-- JOB --
Copy out the whole listing exactly as written, leaving the pictures behind.

-- RECORD SET --

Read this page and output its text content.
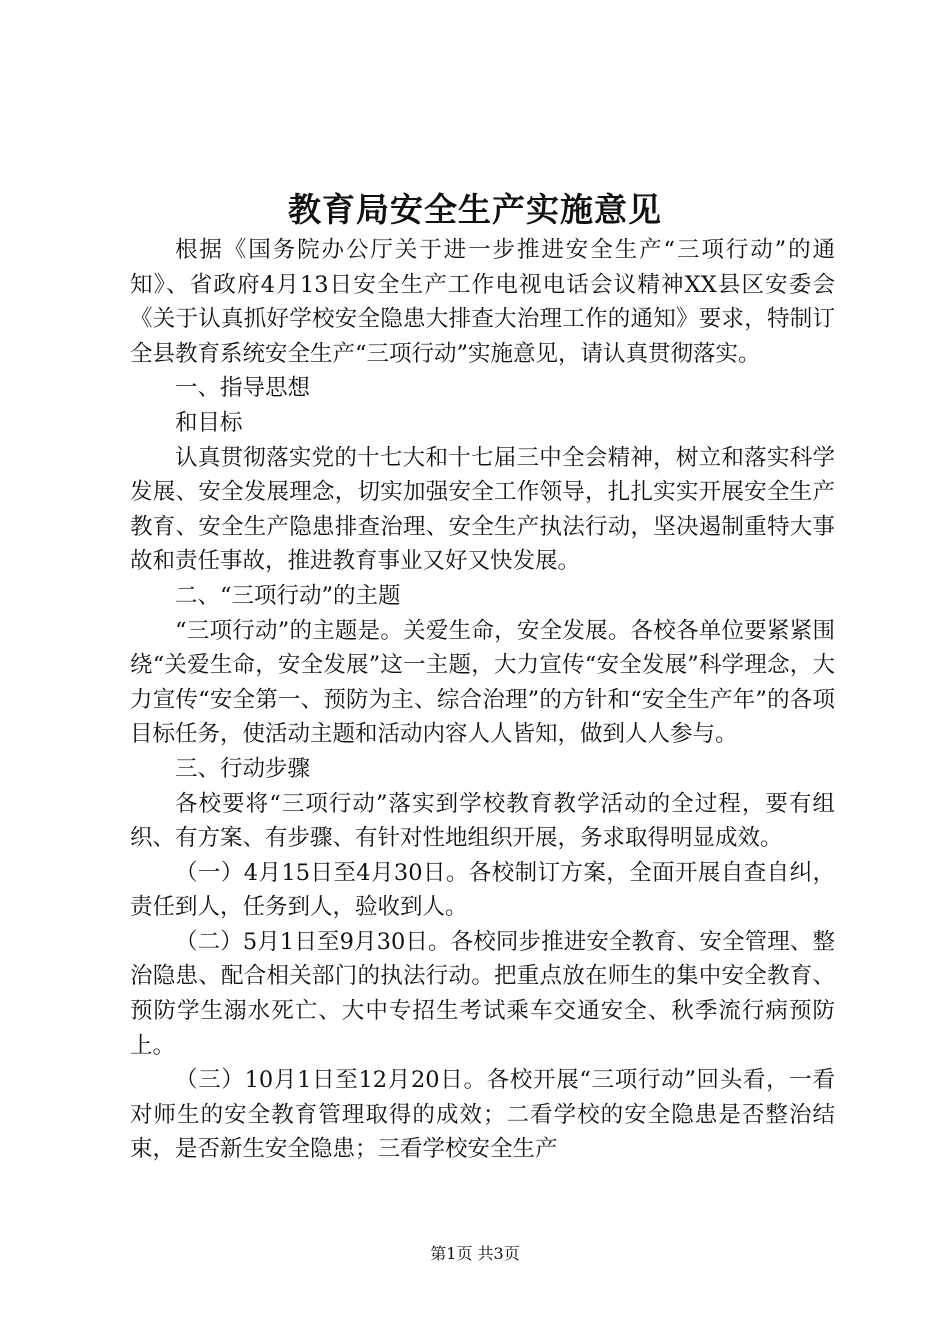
教育局安全生产实施意见

根据《国务院办公厅关于进一步推进安全生产“三项行动”的通知》、省政府4月13日安全生产工作电视电话会议精神XX县区安委会《关于认真抓好学校安全隐患大排查大治理工作的通知》要求，特制订全县教育系统安全生产“三项行动”实施意见，请认真贯彻落实。

一、指导思想

和目标

认真贯彻落实党的十七大和十七届三中全会精神，树立和落实科学发展、安全发展理念，切实加强安全工作领导，扎扎实实开展安全生产教育、安全生产隐患排查治理、安全生产执法行动，坚决遏制重特大事故和责任事故，推进教育事业又好又快发展。

二、“三项行动”的主题

“三项行动”的主题是。关爱生命，安全发展。各校各单位要紧紧围绕“关爱生命，安全发展”这一主题，大力宣传“安全发展”科学理念，大力宣传“安全第一、预防为主、综合治理”的方针和“安全生产年”的各项目标任务，使活动主题和活动内容人人皆知，做到人人参与。

三、行动步骤

各校要将“三项行动”落实到学校教育教学活动的全过程，要有组织、有方案、有步骤、有针对性地组织开展，务求取得明显成效。

（一）4月15日至4月30日。各校制订方案，全面开展自查自纠，责任到人，任务到人，验收到人。

（二）5月1日至9月30日。各校同步推进安全教育、安全管理、整治隐患、配合相关部门的执法行动。把重点放在师生的集中安全教育、预防学生溺水死亡、大中专招生考试乘车交通安全、秋季流行病预防上。

（三）10月1日至12月20日。各校开展“三项行动”回头看，一看对师生的安全教育管理取得的成效；二看学校的安全隐患是否整治结束，是否新生安全隐患；三看学校安全生产

第1页 共3页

-- EXERCISE ANSWER --
Read this page and output its text content.
教育局安全生产实施意见

根据《国务院办公厅关于进一步推进安全生产“三项行动”的通知》、省政府4月13日安全生产工作电视电话会议精神XX县区安委会《关于认真抓好学校安全隐患大排查大治理工作的通知》要求，特制订全县教育系统安全生产“三项行动”实施意见，请认真贯彻落实。

一、指导思想

和目标

认真贯彻落实党的十七大和十七届三中全会精神，树立和落实科学发展、安全发展理念，切实加强安全工作领导，扎扎实实开展安全生产教育、安全生产隐患排查治理、安全生产执法行动，坚决遏制重特大事故和责任事故，推进教育事业又好又快发展。

二、“三项行动”的主题

“三项行动”的主题是。关爱生命，安全发展。各校各单位要紧紧围绕“关爱生命，安全发展”这一主题，大力宣传“安全发展”科学理念，大力宣传“安全第一、预防为主、综合治理”的方针和“安全生产年”的各项目标任务，使活动主题和活动内容人人皆知，做到人人参与。

三、行动步骤

各校要将“三项行动”落实到学校教育教学活动的全过程，要有组织、有方案、有步骤、有针对性地组织开展，务求取得明显成效。

（一）4月15日至4月30日。各校制订方案，全面开展自查自纠，责任到人，任务到人，验收到人。

（二）5月1日至9月30日。各校同步推进安全教育、安全管理、整治隐患、配合相关部门的执法行动。把重点放在师生的集中安全教育、预防学生溺水死亡、大中专招生考试乘车交通安全、秋季流行病预防上。

（三）10月1日至12月20日。各校开展“三项行动”回头看，一看对师生的安全教育管理取得的成效；二看学校的安全隐患是否整治结束，是否新生安全隐患；三看学校安全生产

第1页 共3页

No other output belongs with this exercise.